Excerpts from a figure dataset
* Begin *

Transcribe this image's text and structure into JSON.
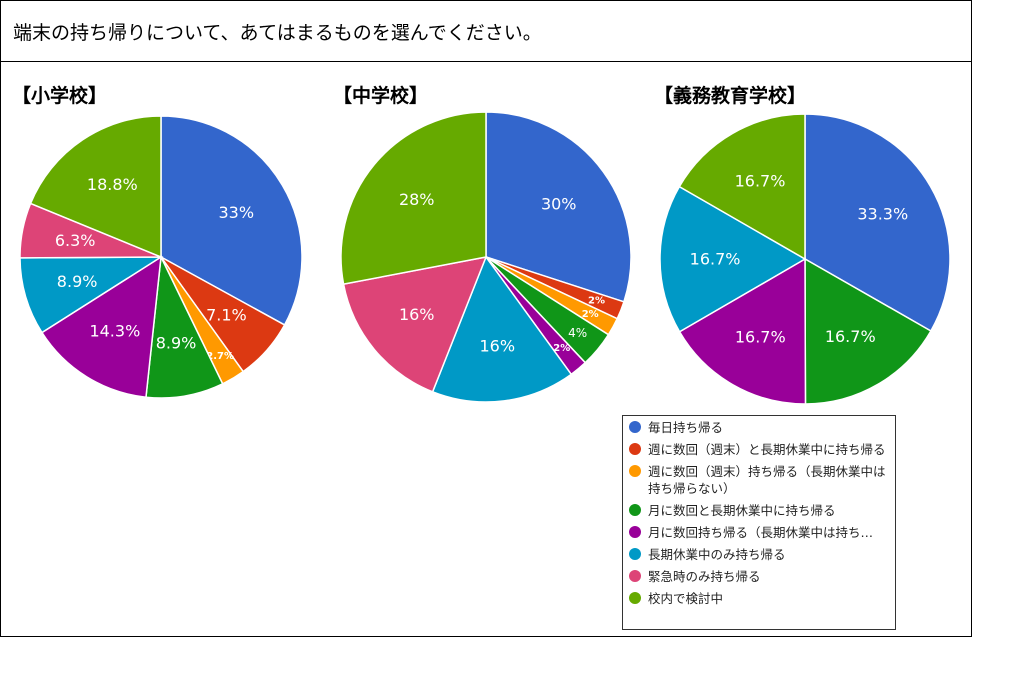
{
  "question": "端末の持ち帰りについて、あてはまるものを選んでください。",
  "legend": [
    {
      "label": "毎日持ち帰る",
      "color": "#3366cc"
    },
    {
      "label": "週に数回（週末）と長期休業中に持ち帰る",
      "color": "#dc3912"
    },
    {
      "label": "週に数回（週末）持ち帰る（長期休業中は持ち帰らない）",
      "color": "#ff9900"
    },
    {
      "label": "月に数回と長期休業中に持ち帰る",
      "color": "#109618"
    },
    {
      "label": "月に数回持ち帰る（長期休業中は持ち…",
      "color": "#990099"
    },
    {
      "label": "長期休業中のみ持ち帰る",
      "color": "#0099c6"
    },
    {
      "label": "緊急時のみ持ち帰る",
      "color": "#dd4477"
    },
    {
      "label": "校内で検討中",
      "color": "#66aa00"
    }
  ],
  "chart_data": [
    {
      "type": "pie",
      "title": "【小学校】",
      "slices": [
        {
          "label": "毎日持ち帰る",
          "value": 33,
          "text": "33%"
        },
        {
          "label": "週に数回（週末）と長期休業中に持ち帰る",
          "value": 7.1,
          "text": "7.1%"
        },
        {
          "label": "週に数回（週末）持ち帰る（長期休業中は持ち帰らない）",
          "value": 2.7,
          "text": "2.7%"
        },
        {
          "label": "月に数回と長期休業中に持ち帰る",
          "value": 8.9,
          "text": "8.9%"
        },
        {
          "label": "月に数回持ち帰る（長期休業中は持ち…",
          "value": 14.3,
          "text": "14.3%"
        },
        {
          "label": "長期休業中のみ持ち帰る",
          "value": 8.9,
          "text": "8.9%"
        },
        {
          "label": "緊急時のみ持ち帰る",
          "value": 6.3,
          "text": "6.3%"
        },
        {
          "label": "校内で検討中",
          "value": 18.8,
          "text": "18.8%"
        }
      ]
    },
    {
      "type": "pie",
      "title": "【中学校】",
      "slices": [
        {
          "label": "毎日持ち帰る",
          "value": 30,
          "text": "30%"
        },
        {
          "label": "週に数回（週末）と長期休業中に持ち帰る",
          "value": 2,
          "text": "2%"
        },
        {
          "label": "週に数回（週末）持ち帰る（長期休業中は持ち帰らない）",
          "value": 2,
          "text": "2%"
        },
        {
          "label": "月に数回と長期休業中に持ち帰る",
          "value": 4,
          "text": "4%"
        },
        {
          "label": "月に数回持ち帰る（長期休業中は持ち…",
          "value": 2,
          "text": "2%"
        },
        {
          "label": "長期休業中のみ持ち帰る",
          "value": 16,
          "text": "16%"
        },
        {
          "label": "緊急時のみ持ち帰る",
          "value": 16,
          "text": "16%"
        },
        {
          "label": "校内で検討中",
          "value": 28,
          "text": "28%"
        }
      ]
    },
    {
      "type": "pie",
      "title": "【義務教育学校】",
      "slices": [
        {
          "label": "毎日持ち帰る",
          "value": 33.3,
          "text": "33.3%"
        },
        {
          "label": "月に数回と長期休業中に持ち帰る",
          "value": 16.7,
          "text": "16.7%"
        },
        {
          "label": "月に数回持ち帰る（長期休業中は持ち…",
          "value": 16.7,
          "text": "16.7%"
        },
        {
          "label": "長期休業中のみ持ち帰る",
          "value": 16.7,
          "text": "16.7%"
        },
        {
          "label": "校内で検討中",
          "value": 16.7,
          "text": "16.7%"
        }
      ]
    }
  ]
}
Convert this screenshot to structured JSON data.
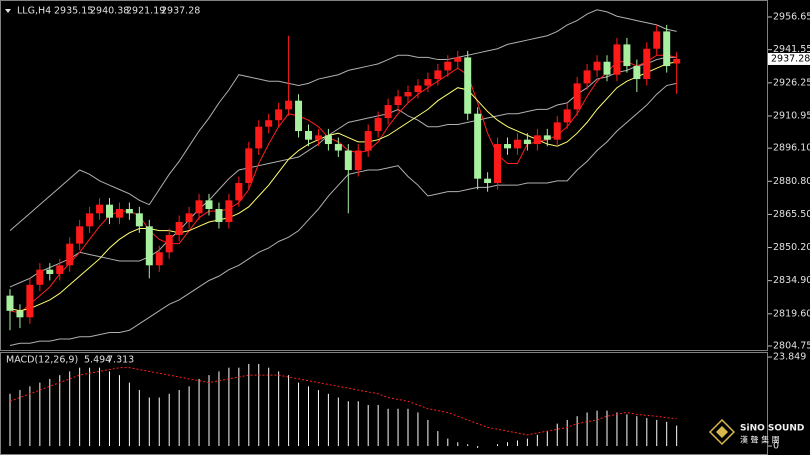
{
  "chart_data": [
    {
      "type": "candlestick",
      "title": "LLG,H4",
      "categories": [
        null,
        null,
        null,
        null,
        null,
        null,
        null,
        null,
        null,
        null,
        null,
        null,
        null,
        null,
        null,
        null,
        null,
        null,
        null,
        null,
        null,
        null,
        null,
        null,
        null,
        null,
        null,
        null,
        null,
        null,
        null,
        null,
        null,
        null,
        null,
        null,
        null,
        null,
        null,
        null,
        null,
        null,
        null,
        null,
        null,
        null,
        null,
        null,
        null,
        null,
        null,
        null,
        null,
        null,
        null,
        null,
        null,
        null,
        null,
        null,
        null,
        null,
        null,
        null,
        null,
        null,
        null,
        null
      ],
      "open": [
        2828,
        2821,
        2818,
        2833,
        2840,
        2838,
        2842,
        2852,
        2860,
        2866,
        2870,
        2864,
        2868,
        2866,
        2860,
        2842,
        2848,
        2856,
        2862,
        2866,
        2872,
        2868,
        2862,
        2872,
        2880,
        2896,
        2906,
        2909,
        2914,
        2918,
        2904,
        2900,
        2902,
        2898,
        2895,
        2886,
        2895,
        2904,
        2910,
        2916,
        2920,
        2922,
        2925,
        2928,
        2932,
        2936,
        2938,
        2912,
        2882,
        2880,
        2898,
        2896,
        2900,
        2898,
        2902,
        2900,
        2908,
        2914,
        2926,
        2932,
        2936,
        2930,
        2944,
        2934,
        2928,
        2942,
        2950,
        2935.15
      ],
      "high": [
        2831,
        2824,
        2836,
        2843,
        2843,
        2845,
        2855,
        2863,
        2869,
        2873,
        2873,
        2871,
        2871,
        2869,
        2863,
        2851,
        2859,
        2865,
        2869,
        2875,
        2875,
        2871,
        2875,
        2883,
        2899,
        2909,
        2912,
        2917,
        2948,
        2921,
        2907,
        2905,
        2905,
        2901,
        2898,
        2898,
        2907,
        2913,
        2919,
        2923,
        2925,
        2928,
        2931,
        2935,
        2939,
        2941,
        2941,
        2915,
        2885,
        2901,
        2901,
        2903,
        2903,
        2905,
        2905,
        2911,
        2917,
        2929,
        2935,
        2939,
        2939,
        2947,
        2947,
        2937,
        2945,
        2953,
        2953,
        2940.38
      ],
      "low": [
        2812,
        2813,
        2815,
        2830,
        2835,
        2835,
        2839,
        2849,
        2857,
        2863,
        2861,
        2861,
        2863,
        2857,
        2836,
        2839,
        2845,
        2853,
        2859,
        2863,
        2865,
        2859,
        2859,
        2869,
        2877,
        2893,
        2903,
        2906,
        2911,
        2901,
        2897,
        2897,
        2895,
        2892,
        2866,
        2883,
        2892,
        2901,
        2907,
        2913,
        2917,
        2919,
        2922,
        2925,
        2929,
        2933,
        2909,
        2877,
        2876,
        2877,
        2893,
        2893,
        2895,
        2895,
        2897,
        2897,
        2905,
        2911,
        2923,
        2929,
        2927,
        2927,
        2931,
        2922,
        2925,
        2939,
        2931,
        2921.19
      ],
      "close": [
        2821,
        2818,
        2833,
        2840,
        2838,
        2842,
        2852,
        2860,
        2866,
        2870,
        2864,
        2868,
        2866,
        2860,
        2842,
        2848,
        2856,
        2862,
        2866,
        2872,
        2868,
        2862,
        2872,
        2880,
        2896,
        2906,
        2909,
        2914,
        2918,
        2904,
        2900,
        2902,
        2898,
        2895,
        2886,
        2895,
        2904,
        2910,
        2916,
        2920,
        2922,
        2925,
        2928,
        2932,
        2936,
        2938,
        2912,
        2882,
        2880,
        2898,
        2896,
        2900,
        2898,
        2902,
        2900,
        2908,
        2914,
        2926,
        2932,
        2936,
        2930,
        2944,
        2934,
        2928,
        2942,
        2950,
        2934,
        2937.28
      ],
      "up_color": "#ff1a1a",
      "down_color": "#a8f0a0",
      "overlays": [
        {
          "color": "#b0b0b0",
          "values": [
            2858,
            2862,
            2866,
            2870,
            2874,
            2878,
            2882,
            2886,
            2884,
            2881,
            2879,
            2877,
            2875,
            2872,
            2870,
            2877,
            2884,
            2890,
            2897,
            2904,
            2910,
            2917,
            2923,
            2930,
            2929,
            2928,
            2927,
            2927,
            2926,
            2925,
            2926,
            2928,
            2929,
            2930,
            2932,
            2933,
            2934,
            2935,
            2937,
            2939,
            2939,
            2938,
            2938,
            2937,
            2937,
            2938,
            2939,
            2940,
            2941,
            2942,
            2944,
            2945,
            2946,
            2947,
            2948,
            2950,
            2953,
            2955,
            2958,
            2960,
            2959,
            2957,
            2956,
            2955,
            2954,
            2953,
            2951,
            2950
          ]
        },
        {
          "color": "#b0b0b0",
          "values": [
            2832,
            2834,
            2836,
            2839,
            2841,
            2843,
            2845,
            2848,
            2847,
            2846,
            2845,
            2844,
            2844,
            2844,
            2846,
            2849,
            2854,
            2858,
            2863,
            2868,
            2872,
            2877,
            2882,
            2886,
            2887,
            2888,
            2889,
            2890,
            2891,
            2892,
            2895,
            2898,
            2902,
            2905,
            2908,
            2909,
            2910,
            2911,
            2912,
            2914,
            2911,
            2909,
            2906,
            2906,
            2907,
            2907,
            2908,
            2909,
            2910,
            2911,
            2912,
            2912,
            2913,
            2914,
            2914,
            2916,
            2917,
            2921,
            2924,
            2928,
            2929,
            2931,
            2932,
            2934,
            2935,
            2937,
            2938,
            2938
          ]
        },
        {
          "color": "#b0b0b0",
          "values": [
            2805,
            2806,
            2806,
            2807,
            2807,
            2808,
            2808,
            2809,
            2809,
            2810,
            2811,
            2811,
            2812,
            2815,
            2818,
            2821,
            2824,
            2826,
            2829,
            2832,
            2835,
            2837,
            2840,
            2842,
            2845,
            2848,
            2850,
            2853,
            2855,
            2858,
            2863,
            2868,
            2874,
            2879,
            2884,
            2885,
            2886,
            2886,
            2887,
            2888,
            2883,
            2879,
            2874,
            2875,
            2876,
            2876,
            2877,
            2878,
            2878,
            2879,
            2879,
            2879,
            2880,
            2880,
            2880,
            2881,
            2881,
            2886,
            2890,
            2895,
            2899,
            2904,
            2908,
            2912,
            2916,
            2921,
            2925,
            2926
          ]
        },
        {
          "color": "#ff2020",
          "values": [
            2821,
            2820,
            2824,
            2828,
            2832,
            2838,
            2843,
            2848,
            2854,
            2860,
            2865,
            2867,
            2867,
            2865,
            2858,
            2854,
            2852,
            2852,
            2858,
            2864,
            2867,
            2867,
            2868,
            2871,
            2877,
            2889,
            2898,
            2906,
            2912,
            2911,
            2909,
            2906,
            2901,
            2899,
            2895,
            2894,
            2895,
            2899,
            2906,
            2912,
            2917,
            2921,
            2924,
            2927,
            2930,
            2933,
            2930,
            2917,
            2903,
            2893,
            2889,
            2889,
            2898,
            2899,
            2900,
            2902,
            2906,
            2912,
            2920,
            2927,
            2931,
            2936,
            2936,
            2934,
            2936,
            2939,
            2939,
            2938
          ]
        },
        {
          "color": "#ffff70",
          "values": [
            2822,
            2821,
            2822,
            2824,
            2826,
            2829,
            2833,
            2837,
            2841,
            2845,
            2850,
            2854,
            2857,
            2859,
            2859,
            2858,
            2858,
            2857,
            2858,
            2860,
            2862,
            2863,
            2864,
            2866,
            2869,
            2874,
            2879,
            2885,
            2891,
            2895,
            2898,
            2900,
            2902,
            2903,
            2901,
            2899,
            2899,
            2900,
            2902,
            2905,
            2908,
            2911,
            2914,
            2918,
            2921,
            2924,
            2923,
            2918,
            2913,
            2909,
            2906,
            2904,
            2902,
            2900,
            2898,
            2897,
            2899,
            2903,
            2908,
            2914,
            2919,
            2924,
            2927,
            2929,
            2931,
            2933,
            2935,
            2936
          ]
        }
      ],
      "ylim": [
        2802.9,
        2964.5
      ],
      "yticks": [
        2956.65,
        2941.55,
        2926.25,
        2910.95,
        {
          "value": 2896.1,
          "label": "2896.10"
        },
        {
          "value": 2880.8,
          "label": "2880.80"
        },
        {
          "value": 2865.5,
          "label": "2865.50"
        },
        {
          "value": 2850.2,
          "label": "2850.20"
        },
        {
          "value": 2834.9,
          "label": "2834.90"
        },
        {
          "value": 2819.6,
          "label": "2819.60"
        },
        2804.75
      ]
    },
    {
      "type": "macd",
      "title": "MACD(12,26,9)",
      "histogram": {
        "color": "#ffffff",
        "values": [
          14,
          15,
          16,
          17,
          18,
          19,
          20,
          21,
          21,
          21,
          20,
          19,
          17,
          15,
          13,
          13,
          14,
          15,
          16,
          18,
          19,
          20,
          21,
          21,
          22,
          22,
          21,
          20,
          19,
          17,
          16,
          15,
          14,
          13,
          12,
          12,
          11,
          11,
          10,
          10,
          10,
          9,
          7,
          4,
          2,
          1,
          0.5,
          -0.5,
          0,
          0.5,
          1,
          1.5,
          2,
          3,
          4,
          6,
          7,
          8,
          9,
          9.5,
          9.5,
          9,
          8.5,
          8,
          7.5,
          7,
          6.5,
          5.494
        ]
      },
      "signal": {
        "color": "#ff2020",
        "values": [
          12,
          13,
          14,
          15,
          16,
          17,
          18,
          19,
          19.5,
          20,
          20.5,
          21,
          21,
          20.5,
          20,
          19.5,
          19,
          18.5,
          18,
          17.5,
          17,
          17.5,
          18,
          18.5,
          19,
          19,
          19,
          19,
          18.5,
          18,
          17.5,
          17,
          16.5,
          16,
          15.5,
          15,
          14.5,
          14,
          13,
          12.5,
          12,
          11,
          10,
          9.5,
          9,
          8,
          7,
          6,
          5,
          4.5,
          4,
          3.5,
          3,
          3.5,
          4,
          4.5,
          5,
          6,
          6.5,
          7,
          8,
          8.5,
          9,
          8.5,
          8.2,
          8,
          7.6,
          7.313
        ]
      },
      "ylim": [
        -2.4,
        25.2
      ],
      "yticks": [
        23.849,
        0
      ]
    }
  ],
  "watermark": {
    "brand": "SiNO SOUND",
    "chinese": "漢 聲 集 團"
  }
}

* End *

## Set exercise
Extract from the material all lines containing the string "JSON".

## Task response
Transcribe this image's text and structure into JSON.
Convert this screenshot to structured JSON data.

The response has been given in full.